— begin INPUT MATERIAL —

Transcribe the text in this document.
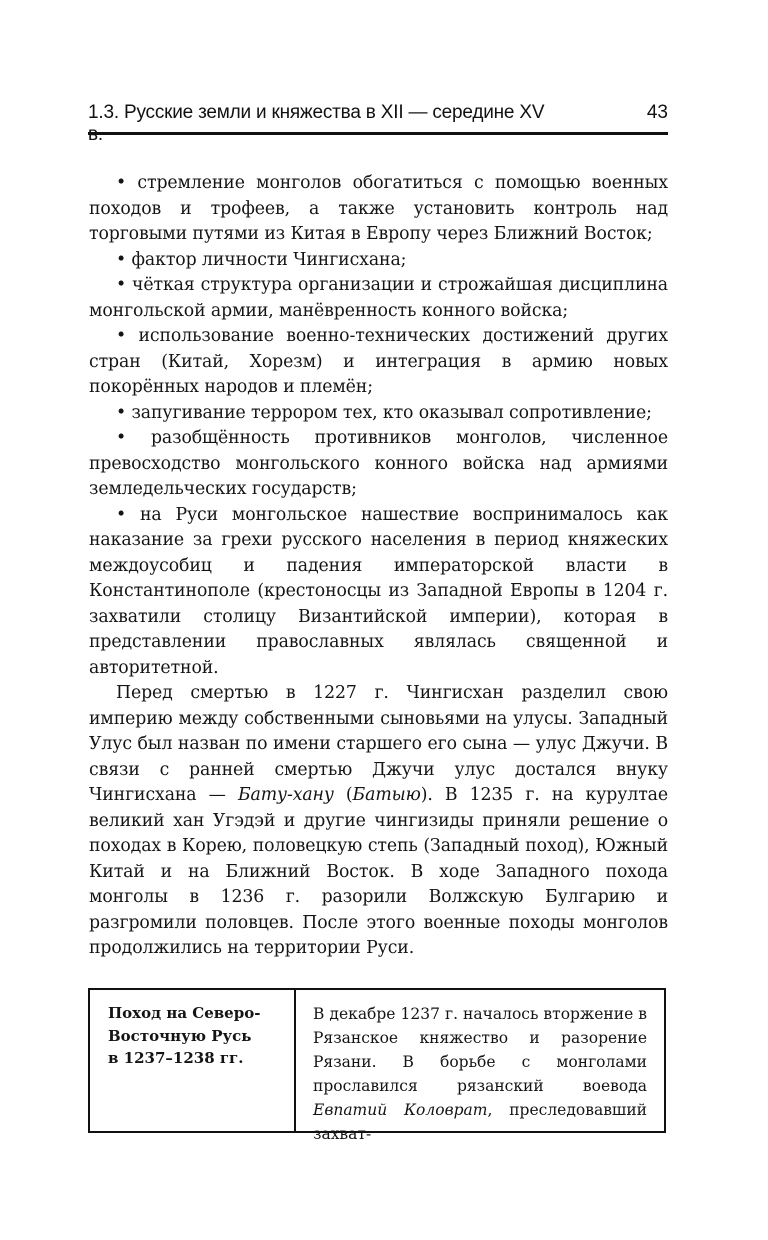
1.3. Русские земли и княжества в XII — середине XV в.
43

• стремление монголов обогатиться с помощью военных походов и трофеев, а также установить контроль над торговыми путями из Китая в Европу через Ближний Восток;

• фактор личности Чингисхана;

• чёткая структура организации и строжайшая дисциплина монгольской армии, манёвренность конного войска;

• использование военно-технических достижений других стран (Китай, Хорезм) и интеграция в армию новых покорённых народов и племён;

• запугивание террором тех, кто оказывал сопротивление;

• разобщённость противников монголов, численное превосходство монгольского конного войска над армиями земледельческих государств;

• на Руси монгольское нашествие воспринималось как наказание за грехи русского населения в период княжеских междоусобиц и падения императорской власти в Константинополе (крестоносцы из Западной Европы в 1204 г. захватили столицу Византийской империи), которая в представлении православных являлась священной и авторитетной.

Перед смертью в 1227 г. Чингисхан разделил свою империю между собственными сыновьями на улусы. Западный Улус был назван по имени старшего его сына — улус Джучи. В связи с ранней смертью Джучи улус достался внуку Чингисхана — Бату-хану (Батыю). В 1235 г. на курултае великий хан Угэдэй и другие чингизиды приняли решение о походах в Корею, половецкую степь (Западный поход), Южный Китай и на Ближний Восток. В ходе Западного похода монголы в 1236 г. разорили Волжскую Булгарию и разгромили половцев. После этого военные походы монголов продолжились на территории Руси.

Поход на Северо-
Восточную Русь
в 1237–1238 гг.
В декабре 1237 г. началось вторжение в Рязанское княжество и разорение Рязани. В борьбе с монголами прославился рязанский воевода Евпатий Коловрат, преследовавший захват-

— end INPUT MATERIAL —
— begin INPUT MATERIAL —

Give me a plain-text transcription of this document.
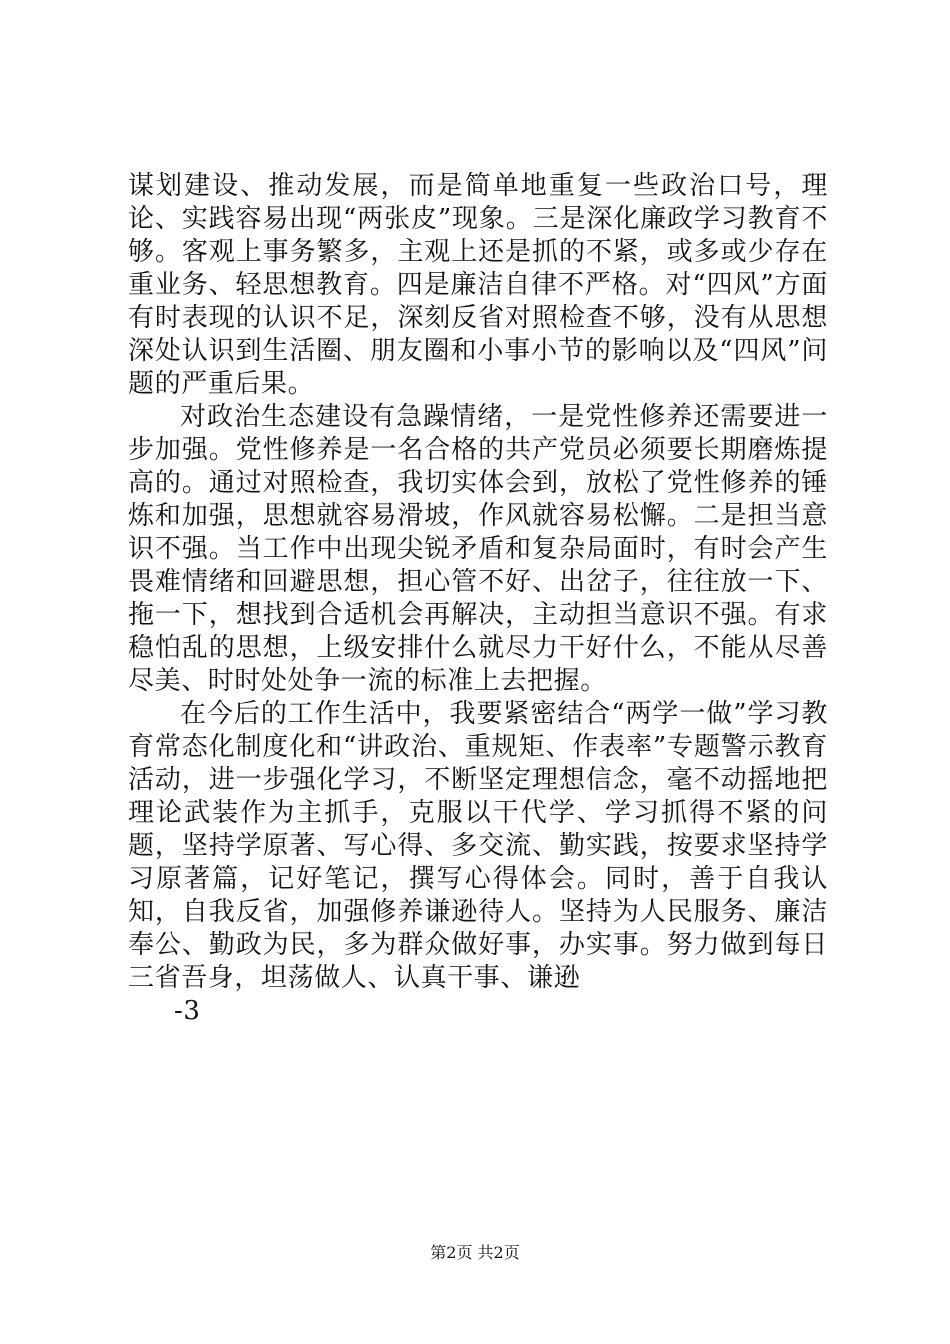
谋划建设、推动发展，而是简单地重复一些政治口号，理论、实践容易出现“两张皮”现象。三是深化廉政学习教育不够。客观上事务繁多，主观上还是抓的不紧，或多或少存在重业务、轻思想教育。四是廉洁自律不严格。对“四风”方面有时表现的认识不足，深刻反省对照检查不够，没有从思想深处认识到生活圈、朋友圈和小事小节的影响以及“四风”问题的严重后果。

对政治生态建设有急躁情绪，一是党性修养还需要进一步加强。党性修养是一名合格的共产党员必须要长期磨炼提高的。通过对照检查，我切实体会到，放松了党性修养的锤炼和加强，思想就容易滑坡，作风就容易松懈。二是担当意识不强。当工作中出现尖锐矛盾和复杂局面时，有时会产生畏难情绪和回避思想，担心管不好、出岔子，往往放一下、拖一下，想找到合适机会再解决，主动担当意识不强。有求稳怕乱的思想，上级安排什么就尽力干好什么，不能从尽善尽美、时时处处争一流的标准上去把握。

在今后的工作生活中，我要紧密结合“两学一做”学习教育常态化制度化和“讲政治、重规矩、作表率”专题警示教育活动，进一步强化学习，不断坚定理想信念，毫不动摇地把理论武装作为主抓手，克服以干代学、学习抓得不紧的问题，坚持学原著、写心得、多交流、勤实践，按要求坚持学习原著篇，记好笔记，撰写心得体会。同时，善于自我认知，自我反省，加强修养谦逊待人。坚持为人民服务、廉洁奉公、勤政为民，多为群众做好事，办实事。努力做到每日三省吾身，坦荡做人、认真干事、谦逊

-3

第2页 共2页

— end INPUT MATERIAL —

EXERCISE: Copy out every line that includes the word "this".

RESULT OF THE TASK:
Transcribe the text in this document.
Give me a plain-text transcription of this document.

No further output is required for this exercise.